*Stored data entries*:
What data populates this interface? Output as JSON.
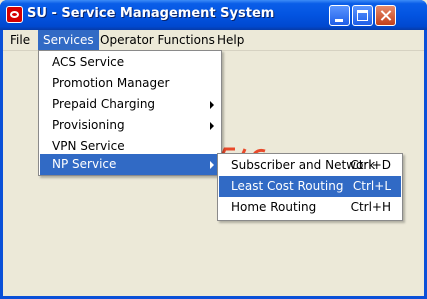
{
  "window": {
    "title": "SU - Service Management System"
  },
  "menubar": {
    "items": [
      {
        "label": "File"
      },
      {
        "label": "Services"
      },
      {
        "label": "Operator Functions"
      },
      {
        "label": "Help"
      }
    ]
  },
  "services_menu": {
    "items": [
      {
        "label": "ACS Service"
      },
      {
        "label": "Promotion Manager"
      },
      {
        "label": "Prepaid Charging"
      },
      {
        "label": "Provisioning"
      },
      {
        "label": "VPN Service"
      },
      {
        "label": "NP Service"
      }
    ]
  },
  "np_submenu": {
    "items": [
      {
        "label": "Subscriber and Network",
        "shortcut": "Ctrl+D"
      },
      {
        "label": "Least Cost Routing",
        "shortcut": "Ctrl+L"
      },
      {
        "label": "Home Routing",
        "shortcut": "Ctrl+H"
      }
    ]
  },
  "colors": {
    "selection": "#316ac5",
    "titlebar": "#0354e1"
  }
}
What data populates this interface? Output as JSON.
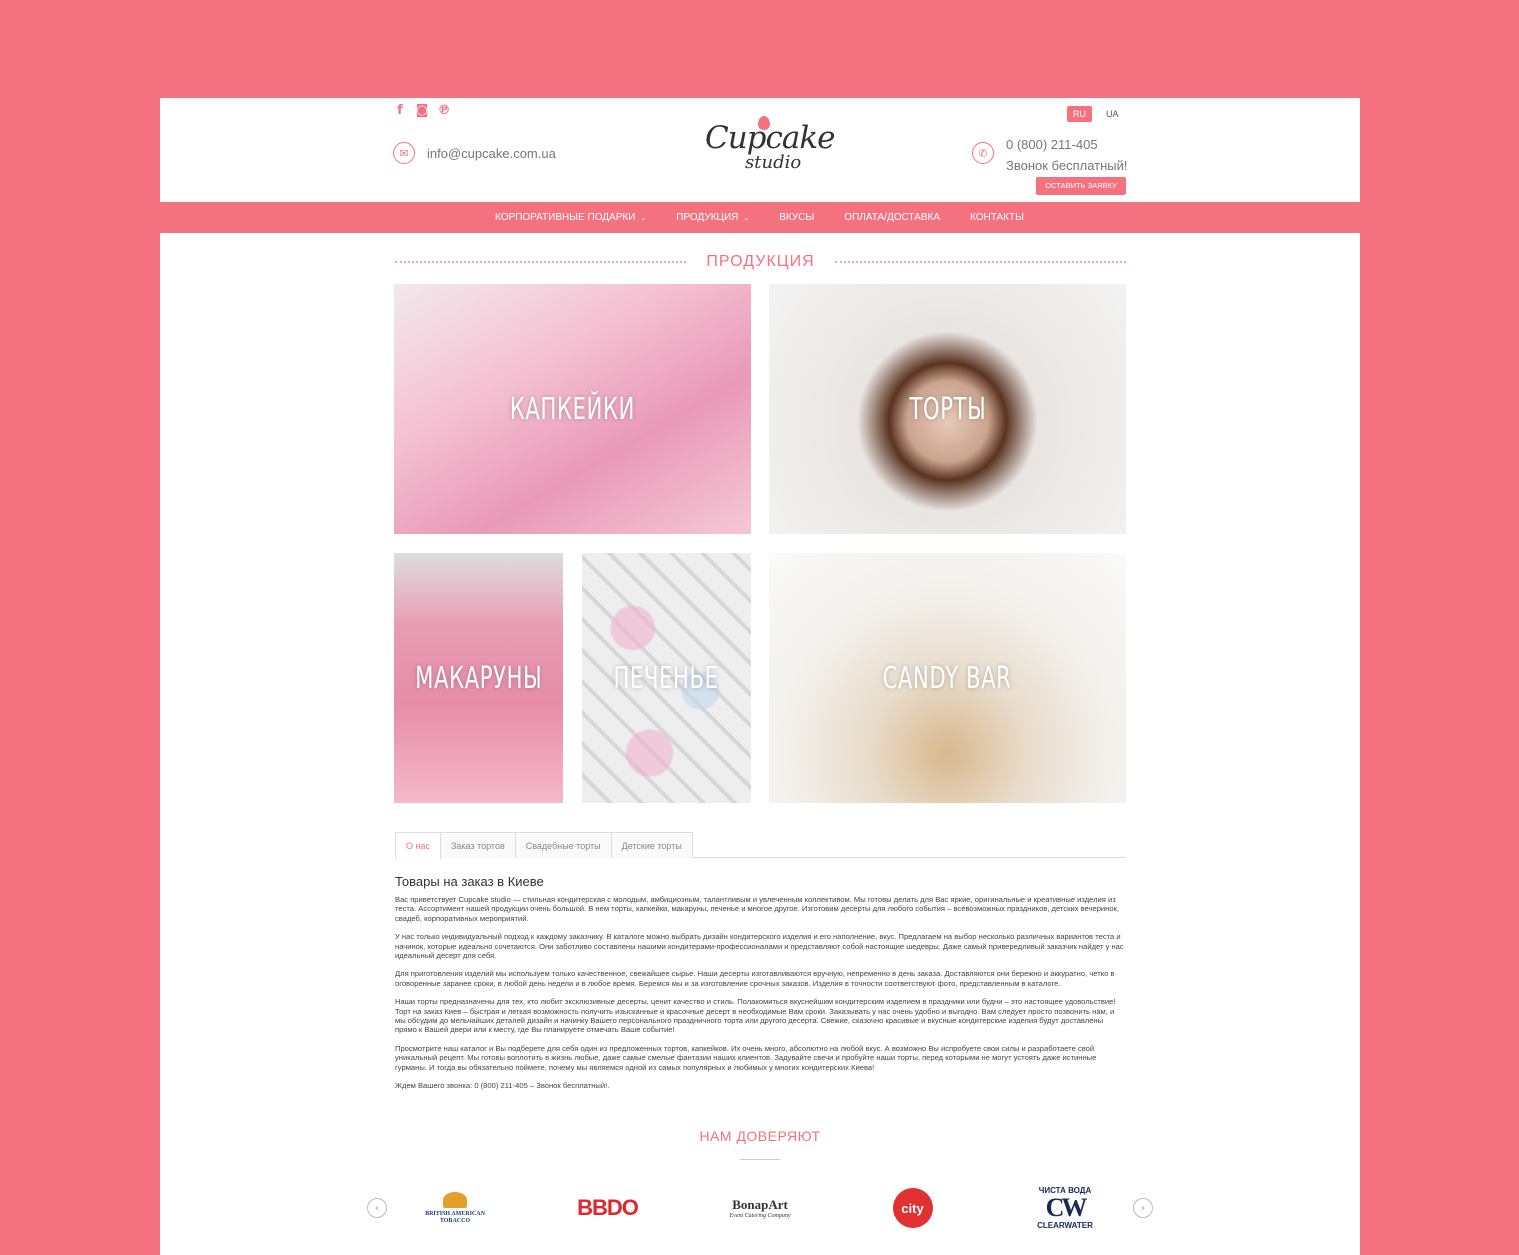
{
  "header": {
    "social": [
      {
        "name": "facebook-icon",
        "glyph": "f"
      },
      {
        "name": "instagram-icon",
        "glyph": "◙"
      },
      {
        "name": "pinterest-icon",
        "glyph": "℗"
      }
    ],
    "email": "info@cupcake.com.ua",
    "logo_top": "Cupcake",
    "logo_bottom": "studio",
    "languages": [
      "RU",
      "UA"
    ],
    "active_language": "RU",
    "phone": "0 (800) 211-405",
    "phone_note": "Звонок бесплатный!",
    "cta_label": "ОСТАВИТЬ ЗАЯВКУ"
  },
  "nav": {
    "items": [
      {
        "label": "КОРПОРАТИВНЫЕ ПОДАРКИ",
        "has_dropdown": true
      },
      {
        "label": "ПРОДУКЦИЯ",
        "has_dropdown": true
      },
      {
        "label": "ВКУСЫ",
        "has_dropdown": false
      },
      {
        "label": "ОПЛАТА/ДОСТАВКА",
        "has_dropdown": false
      },
      {
        "label": "КОНТАКТЫ",
        "has_dropdown": false
      }
    ]
  },
  "products": {
    "title": "ПРОДУКЦИЯ",
    "tiles": [
      "КАПКЕЙКИ",
      "ТОРТЫ",
      "МАКАРУНЫ",
      "ПЕЧЕНЬЕ",
      "CANDY BAR"
    ]
  },
  "tabs": [
    "О нас",
    "Заказ тортов",
    "Свадебные торты",
    "Детские торты"
  ],
  "active_tab": "О нас",
  "article": {
    "heading": "Товары на заказ в Киеве",
    "paragraphs": [
      "Вас приветствует Cupcake studio — стильная кондитерская с молодым, амбициозным, талантливым и увлеченным коллективом. Мы готовы делать для Вас яркие, оригинальные и креативные изделия из теста. Ассортимент нашей продукции очень большой. В нем торты, капкейки, макаруны, печенье и многое другое. Изготовим десерты для любого события – всевозможных праздников, детских вечеринок, свадеб, корпоративных мероприятий.",
      "У нас только индивидуальный подход к каждому заказчику. В каталоге можно выбрать дизайн кондитерского изделия и его наполнение, вкус. Предлагаем на выбор несколько различных вариантов теста и начинок, которые идеально сочетаются. Они заботливо составлены нашими кондитерами-профессионалами и представляют собой настоящие шедевры. Даже самый привередливый заказчик найдет у нас идеальный десерт для себя.",
      "Для приготовления изделий мы используем только качественное, свежайшее сырье. Наши десерты изготавливаются вручную, непременно в день заказа. Доставляются они бережно и аккуратно, четко в оговоренные заранее сроки, в любой день недели и в любое время. Беремся мы и за изготовление срочных заказов. Изделия в точности соответствуют фото, представленным в каталоге.",
      "Наши торты предназначены для тех, кто любит эксклюзивные десерты, ценит качество и стиль. Полакомиться вкуснейшим кондитерским изделием в праздники или будни – это настоящее удовольствие! Торт на заказ Киев – быстрая и легкая возможность получить изысканные и красочные десерт в необходимые Вам сроки. Заказывать у нас очень удобно и выгодно. Вам следует просто позвонить нам, и мы обсудим до мельчайших деталей дизайн и начинку Вашего персонального праздничного торта или другого десерта. Свежие, сказочно красивые и вкусные кондитерские изделия будут доставлены прямо к Вашей двери или к месту, где Вы планируете отмечать Ваше событие!",
      "Просмотрите наш каталог и Вы подберете для себя один из предложенных тортов, капкейков. Их очень много, абсолютно на любой вкус. А возможно Вы испробуете свои силы и разработаете свой уникальный рецепт. Мы готовы воплотить в жизнь любые, даже самые смелые фантазии наших клиентов. Задувайте свечи и пробуйте наши торты, перед которыми не могут устоять даже истинные гурманы. И тогда вы обязательно поймете, почему мы являемся одной из самых популярных и любимых у многих кондитерских Киева!",
      "Ждем Вашего звонка: 0 (800) 211-405 – Звонок бесплатный!."
    ]
  },
  "trust": {
    "title": "НАМ ДОВЕРЯЮТ",
    "bat": [
      "BRITISH AMERICAN",
      "TOBACCO"
    ],
    "bbdo": "BBDO",
    "bonap": [
      "BonapArt",
      "Event Catering Company"
    ],
    "city": "city",
    "cw": [
      "ЧИСТА ВОДА",
      "CW",
      "CLEARWATER"
    ]
  },
  "colors": {
    "accent": "#f4727f",
    "background": "#f4727f"
  }
}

*What you will do*: For this exercise, gather every line of the data that contains the word "shortcut".

*Solution for this problem*:
        "shortcut": "Ctrl+D"
        "shortcut": "Ctrl+L"
        "shortcut": "Ctrl+H"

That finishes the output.